→ Problem to solve
Output an exact reproduction of the data.
Begin Given entries
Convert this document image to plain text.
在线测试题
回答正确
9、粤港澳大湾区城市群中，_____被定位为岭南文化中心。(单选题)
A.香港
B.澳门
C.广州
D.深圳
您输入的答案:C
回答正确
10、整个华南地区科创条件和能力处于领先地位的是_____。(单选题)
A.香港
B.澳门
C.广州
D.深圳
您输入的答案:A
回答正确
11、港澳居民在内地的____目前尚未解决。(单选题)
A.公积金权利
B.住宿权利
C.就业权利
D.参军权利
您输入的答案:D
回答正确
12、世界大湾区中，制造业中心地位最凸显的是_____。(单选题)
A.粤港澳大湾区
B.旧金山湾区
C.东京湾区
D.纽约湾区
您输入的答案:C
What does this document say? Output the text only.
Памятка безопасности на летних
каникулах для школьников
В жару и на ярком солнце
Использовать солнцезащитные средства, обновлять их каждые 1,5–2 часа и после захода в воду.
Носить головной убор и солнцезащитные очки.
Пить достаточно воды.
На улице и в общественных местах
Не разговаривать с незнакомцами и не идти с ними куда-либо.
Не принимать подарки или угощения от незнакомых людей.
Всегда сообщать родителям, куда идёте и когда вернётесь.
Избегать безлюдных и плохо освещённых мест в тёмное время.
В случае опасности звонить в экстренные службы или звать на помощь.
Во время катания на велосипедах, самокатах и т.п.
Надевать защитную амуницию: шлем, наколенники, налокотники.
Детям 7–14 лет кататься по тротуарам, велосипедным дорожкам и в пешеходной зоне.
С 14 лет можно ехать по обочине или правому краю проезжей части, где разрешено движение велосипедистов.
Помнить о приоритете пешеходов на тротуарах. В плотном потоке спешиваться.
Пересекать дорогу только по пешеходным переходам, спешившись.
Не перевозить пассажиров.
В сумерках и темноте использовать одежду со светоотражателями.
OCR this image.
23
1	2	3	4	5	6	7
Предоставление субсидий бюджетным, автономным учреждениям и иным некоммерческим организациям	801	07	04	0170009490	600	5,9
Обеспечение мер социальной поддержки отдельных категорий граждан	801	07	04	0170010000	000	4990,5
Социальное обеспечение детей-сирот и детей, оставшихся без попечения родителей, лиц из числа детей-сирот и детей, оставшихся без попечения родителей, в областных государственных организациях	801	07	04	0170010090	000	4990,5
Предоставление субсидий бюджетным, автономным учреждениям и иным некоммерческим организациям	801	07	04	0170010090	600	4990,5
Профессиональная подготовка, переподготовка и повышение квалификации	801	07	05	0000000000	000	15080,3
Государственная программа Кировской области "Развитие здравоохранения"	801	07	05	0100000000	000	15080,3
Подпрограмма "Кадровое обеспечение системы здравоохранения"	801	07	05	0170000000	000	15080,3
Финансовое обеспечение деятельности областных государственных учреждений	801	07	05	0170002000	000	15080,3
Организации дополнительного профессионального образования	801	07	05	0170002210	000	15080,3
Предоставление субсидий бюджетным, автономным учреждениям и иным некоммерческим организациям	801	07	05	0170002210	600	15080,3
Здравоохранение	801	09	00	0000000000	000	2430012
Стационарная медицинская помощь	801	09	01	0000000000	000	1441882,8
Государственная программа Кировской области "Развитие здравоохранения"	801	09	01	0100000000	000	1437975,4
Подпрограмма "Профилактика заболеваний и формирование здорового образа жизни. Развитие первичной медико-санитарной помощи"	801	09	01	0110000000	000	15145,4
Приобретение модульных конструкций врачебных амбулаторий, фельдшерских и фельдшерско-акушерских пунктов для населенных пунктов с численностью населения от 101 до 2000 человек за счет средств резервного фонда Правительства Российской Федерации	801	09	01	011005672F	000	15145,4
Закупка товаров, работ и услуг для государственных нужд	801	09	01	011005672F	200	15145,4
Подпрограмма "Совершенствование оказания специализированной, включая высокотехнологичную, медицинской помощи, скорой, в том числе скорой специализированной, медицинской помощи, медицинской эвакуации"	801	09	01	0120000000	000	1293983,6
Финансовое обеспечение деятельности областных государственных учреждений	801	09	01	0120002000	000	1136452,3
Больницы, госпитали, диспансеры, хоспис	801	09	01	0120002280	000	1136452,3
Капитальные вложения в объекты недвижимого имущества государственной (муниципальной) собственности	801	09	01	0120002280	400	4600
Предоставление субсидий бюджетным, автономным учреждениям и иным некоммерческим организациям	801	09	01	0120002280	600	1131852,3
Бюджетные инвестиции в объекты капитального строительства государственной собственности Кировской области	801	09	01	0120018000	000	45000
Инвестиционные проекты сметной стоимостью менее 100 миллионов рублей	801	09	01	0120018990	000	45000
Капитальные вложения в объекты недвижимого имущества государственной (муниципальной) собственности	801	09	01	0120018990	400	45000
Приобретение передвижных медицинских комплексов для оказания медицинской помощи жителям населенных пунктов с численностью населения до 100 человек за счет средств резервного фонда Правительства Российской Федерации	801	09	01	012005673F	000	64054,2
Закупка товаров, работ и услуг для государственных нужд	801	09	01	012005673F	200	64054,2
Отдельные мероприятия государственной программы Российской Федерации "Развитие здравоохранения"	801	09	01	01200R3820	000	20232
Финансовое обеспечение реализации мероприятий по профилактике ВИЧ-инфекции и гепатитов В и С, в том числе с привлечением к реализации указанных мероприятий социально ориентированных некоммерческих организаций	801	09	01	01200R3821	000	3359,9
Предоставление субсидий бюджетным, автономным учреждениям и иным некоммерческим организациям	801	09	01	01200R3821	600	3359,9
End Given entries
→ Output for this task
Convert this document image to plain text.
在线测试题
回答正确
9、粤港澳大湾区城市群中，_____被定位为岭南文化中心。(单选题)
A.香港
B.澳门
C.广州
D.深圳
您输入的答案:C
回答正确
10、整个华南地区科创条件和能力处于领先地位的是_____。(单选题)
A.香港
B.澳门
C.广州
D.深圳
您输入的答案:A
回答正确
11、港澳居民在内地的____目前尚未解决。(单选题)
A.公积金权利
B.住宿权利
C.就业权利
D.参军权利
您输入的答案:D
回答正确
12、世界大湾区中，制造业中心地位最凸显的是_____。(单选题)
A.粤港澳大湾区
B.旧金山湾区
C.东京湾区
D.纽约湾区
您输入的答案:C
What does this document say? Output the text only.
Памятка безопасности на летних
каникулах для школьников
В жару и на ярком солнце
Использовать солнцезащитные средства, обновлять их каждые 1,5–2 часа и после захода в воду.
Носить головной убор и солнцезащитные очки.
Пить достаточно воды.
На улице и в общественных местах
Не разговаривать с незнакомцами и не идти с ними куда-либо.
Не принимать подарки или угощения от незнакомых людей.
Всегда сообщать родителям, куда идёте и когда вернётесь.
Избегать безлюдных и плохо освещённых мест в тёмное время.
В случае опасности звонить в экстренные службы или звать на помощь.
Во время катания на велосипедах, самокатах и т.п.
Надевать защитную амуницию: шлем, наколенники, налокотники.
Детям 7–14 лет кататься по тротуарам, велосипедным дорожкам и в пешеходной зоне.
С 14 лет можно ехать по обочине или правому краю проезжей части, где разрешено движение велосипедистов.
Помнить о приоритете пешеходов на тротуарах. В плотном потоке спешиваться.
Пересекать дорогу только по пешеходным переходам, спешившись.
Не перевозить пассажиров.
В сумерках и темноте использовать одежду со светоотражателями.
OCR this image.
23
1	2	3	4	5	6	7
Предоставление субсидий бюджетным, автономным учреждениям и иным некоммерческим организациям	801	07	04	0170009490	600	5,9
Обеспечение мер социальной поддержки отдельных категорий граждан	801	07	04	0170010000	000	4990,5
Социальное обеспечение детей-сирот и детей, оставшихся без попечения родителей, лиц из числа детей-сирот и детей, оставшихся без попечения родителей, в областных государственных организациях	801	07	04	0170010090	000	4990,5
Предоставление субсидий бюджетным, автономным учреждениям и иным некоммерческим организациям	801	07	04	0170010090	600	4990,5
Профессиональная подготовка, переподготовка и повышение квалификации	801	07	05	0000000000	000	15080,3
Государственная программа Кировской области "Развитие здравоохранения"	801	07	05	0100000000	000	15080,3
Подпрограмма "Кадровое обеспечение системы здравоохранения"	801	07	05	0170000000	000	15080,3
Финансовое обеспечение деятельности областных государственных учреждений	801	07	05	0170002000	000	15080,3
Организации дополнительного профессионального образования	801	07	05	0170002210	000	15080,3
Предоставление субсидий бюджетным, автономным учреждениям и иным некоммерческим организациям	801	07	05	0170002210	600	15080,3
Здравоохранение	801	09	00	0000000000	000	2430012
Стационарная медицинская помощь	801	09	01	0000000000	000	1441882,8
Государственная программа Кировской области "Развитие здравоохранения"	801	09	01	0100000000	000	1437975,4
Подпрограмма "Профилактика заболеваний и формирование здорового образа жизни. Развитие первичной медико-санитарной помощи"	801	09	01	0110000000	000	15145,4
Приобретение модульных конструкций врачебных амбулаторий, фельдшерских и фельдшерско-акушерских пунктов для населенных пунктов с численностью населения от 101 до 2000 человек за счет средств резервного фонда Правительства Российской Федерации	801	09	01	011005672F	000	15145,4
Закупка товаров, работ и услуг для государственных нужд	801	09	01	011005672F	200	15145,4
Подпрограмма "Совершенствование оказания специализированной, включая высокотехнологичную, медицинской помощи, скорой, в том числе скорой специализированной, медицинской помощи, медицинской эвакуации"	801	09	01	0120000000	000	1293983,6
Финансовое обеспечение деятельности областных государственных учреждений	801	09	01	0120002000	000	1136452,3
Больницы, госпитали, диспансеры, хоспис	801	09	01	0120002280	000	1136452,3
Капитальные вложения в объекты недвижимого имущества государственной (муниципальной) собственности	801	09	01	0120002280	400	4600
Предоставление субсидий бюджетным, автономным учреждениям и иным некоммерческим организациям	801	09	01	0120002280	600	1131852,3
Бюджетные инвестиции в объекты капитального строительства государственной собственности Кировской области	801	09	01	0120018000	000	45000
Инвестиционные проекты сметной стоимостью менее 100 миллионов рублей	801	09	01	0120018990	000	45000
Капитальные вложения в объекты недвижимого имущества государственной (муниципальной) собственности	801	09	01	0120018990	400	45000
Приобретение передвижных медицинских комплексов для оказания медицинской помощи жителям населенных пунктов с численностью населения до 100 человек за счет средств резервного фонда Правительства Российской Федерации	801	09	01	012005673F	000	64054,2
Закупка товаров, работ и услуг для государственных нужд	801	09	01	012005673F	200	64054,2
Отдельные мероприятия государственной программы Российской Федерации "Развитие здравоохранения"	801	09	01	01200R3820	000	20232
Финансовое обеспечение реализации мероприятий по профилактике ВИЧ-инфекции и гепатитов В и С, в том числе с привлечением к реализации указанных мероприятий социально ориентированных некоммерческих организаций	801	09	01	01200R3821	000	3359,9
Предоставление субсидий бюджетным, автономным учреждениям и иным некоммерческим организациям	801	09	01	01200R3821	600	3359,9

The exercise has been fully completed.